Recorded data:

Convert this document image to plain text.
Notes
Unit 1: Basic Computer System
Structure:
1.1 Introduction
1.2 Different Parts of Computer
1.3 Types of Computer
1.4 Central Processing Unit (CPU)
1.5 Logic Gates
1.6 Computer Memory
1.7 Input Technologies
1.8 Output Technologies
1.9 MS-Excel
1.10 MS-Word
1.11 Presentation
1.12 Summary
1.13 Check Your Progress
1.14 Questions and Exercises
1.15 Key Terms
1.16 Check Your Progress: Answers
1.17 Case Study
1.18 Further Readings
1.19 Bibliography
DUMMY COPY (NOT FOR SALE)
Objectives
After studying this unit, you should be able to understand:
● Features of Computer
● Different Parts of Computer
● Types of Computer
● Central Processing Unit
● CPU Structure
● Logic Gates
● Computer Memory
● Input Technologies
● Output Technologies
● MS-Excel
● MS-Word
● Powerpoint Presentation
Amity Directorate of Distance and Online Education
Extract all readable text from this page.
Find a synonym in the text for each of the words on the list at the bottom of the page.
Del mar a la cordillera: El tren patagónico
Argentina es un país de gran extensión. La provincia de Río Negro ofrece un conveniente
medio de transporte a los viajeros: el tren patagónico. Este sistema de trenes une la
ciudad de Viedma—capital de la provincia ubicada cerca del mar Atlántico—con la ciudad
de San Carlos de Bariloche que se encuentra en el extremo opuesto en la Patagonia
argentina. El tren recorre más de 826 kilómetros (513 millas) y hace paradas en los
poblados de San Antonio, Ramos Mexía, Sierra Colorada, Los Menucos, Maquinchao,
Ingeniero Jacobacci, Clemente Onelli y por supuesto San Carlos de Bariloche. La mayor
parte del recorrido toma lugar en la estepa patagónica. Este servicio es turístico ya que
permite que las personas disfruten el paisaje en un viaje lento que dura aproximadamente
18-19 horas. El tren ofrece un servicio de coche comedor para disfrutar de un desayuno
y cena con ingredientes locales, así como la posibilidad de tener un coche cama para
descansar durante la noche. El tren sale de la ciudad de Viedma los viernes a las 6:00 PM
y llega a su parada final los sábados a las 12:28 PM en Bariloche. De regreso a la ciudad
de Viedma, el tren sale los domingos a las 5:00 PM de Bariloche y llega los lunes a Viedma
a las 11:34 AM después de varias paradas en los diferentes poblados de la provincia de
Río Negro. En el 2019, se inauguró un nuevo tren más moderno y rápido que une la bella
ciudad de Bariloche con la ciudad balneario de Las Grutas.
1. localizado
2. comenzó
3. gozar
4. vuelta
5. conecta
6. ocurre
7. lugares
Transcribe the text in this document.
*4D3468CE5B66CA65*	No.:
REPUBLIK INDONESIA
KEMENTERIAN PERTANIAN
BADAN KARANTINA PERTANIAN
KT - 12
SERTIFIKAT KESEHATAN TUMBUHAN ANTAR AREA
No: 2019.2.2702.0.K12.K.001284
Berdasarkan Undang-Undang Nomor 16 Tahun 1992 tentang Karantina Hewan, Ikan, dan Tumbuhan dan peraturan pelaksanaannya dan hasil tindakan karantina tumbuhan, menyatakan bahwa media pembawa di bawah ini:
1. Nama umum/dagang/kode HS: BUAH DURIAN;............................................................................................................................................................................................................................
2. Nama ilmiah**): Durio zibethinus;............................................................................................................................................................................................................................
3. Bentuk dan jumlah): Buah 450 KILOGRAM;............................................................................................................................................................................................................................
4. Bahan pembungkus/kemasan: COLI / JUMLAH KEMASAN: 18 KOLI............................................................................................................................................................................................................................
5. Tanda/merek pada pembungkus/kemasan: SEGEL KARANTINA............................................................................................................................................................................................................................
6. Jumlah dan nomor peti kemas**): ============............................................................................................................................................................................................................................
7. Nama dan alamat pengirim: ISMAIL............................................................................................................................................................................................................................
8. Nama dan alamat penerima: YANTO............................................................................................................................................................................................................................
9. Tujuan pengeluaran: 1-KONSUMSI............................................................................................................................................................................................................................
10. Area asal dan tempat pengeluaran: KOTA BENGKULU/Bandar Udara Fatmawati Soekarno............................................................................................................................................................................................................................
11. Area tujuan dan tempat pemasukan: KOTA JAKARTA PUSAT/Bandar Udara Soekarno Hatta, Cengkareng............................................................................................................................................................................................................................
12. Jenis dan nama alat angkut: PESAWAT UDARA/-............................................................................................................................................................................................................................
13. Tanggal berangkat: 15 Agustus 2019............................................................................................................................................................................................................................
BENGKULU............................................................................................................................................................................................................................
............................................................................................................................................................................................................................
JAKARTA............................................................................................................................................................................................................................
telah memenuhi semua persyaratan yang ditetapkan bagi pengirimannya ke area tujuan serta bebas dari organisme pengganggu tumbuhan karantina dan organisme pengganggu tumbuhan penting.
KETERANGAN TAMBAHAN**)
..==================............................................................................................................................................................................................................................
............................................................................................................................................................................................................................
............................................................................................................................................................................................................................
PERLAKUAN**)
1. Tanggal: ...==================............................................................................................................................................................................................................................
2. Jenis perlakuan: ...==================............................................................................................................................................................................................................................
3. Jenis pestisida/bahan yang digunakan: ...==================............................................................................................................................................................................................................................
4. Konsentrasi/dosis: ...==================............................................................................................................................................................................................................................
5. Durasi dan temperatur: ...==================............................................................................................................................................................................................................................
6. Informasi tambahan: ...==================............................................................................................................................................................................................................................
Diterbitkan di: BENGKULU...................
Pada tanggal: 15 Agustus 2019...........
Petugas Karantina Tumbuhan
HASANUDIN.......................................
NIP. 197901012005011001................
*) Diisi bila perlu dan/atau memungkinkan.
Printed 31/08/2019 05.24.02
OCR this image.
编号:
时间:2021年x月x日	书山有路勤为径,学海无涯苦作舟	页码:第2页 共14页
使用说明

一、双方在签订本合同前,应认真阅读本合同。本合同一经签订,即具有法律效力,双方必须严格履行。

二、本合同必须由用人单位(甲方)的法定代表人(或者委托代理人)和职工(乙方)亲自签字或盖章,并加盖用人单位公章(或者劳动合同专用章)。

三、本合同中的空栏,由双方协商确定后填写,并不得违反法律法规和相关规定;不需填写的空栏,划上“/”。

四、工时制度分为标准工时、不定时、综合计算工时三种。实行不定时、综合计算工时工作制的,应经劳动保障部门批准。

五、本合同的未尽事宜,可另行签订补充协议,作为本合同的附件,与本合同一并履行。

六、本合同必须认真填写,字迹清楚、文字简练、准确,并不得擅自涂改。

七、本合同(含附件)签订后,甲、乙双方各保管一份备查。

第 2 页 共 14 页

= SET EXERCISE =
Find the word "document" in the data and show each line that holds it.

= REPLY =
Convert this document image to plain text.
Transcribe the text in this document.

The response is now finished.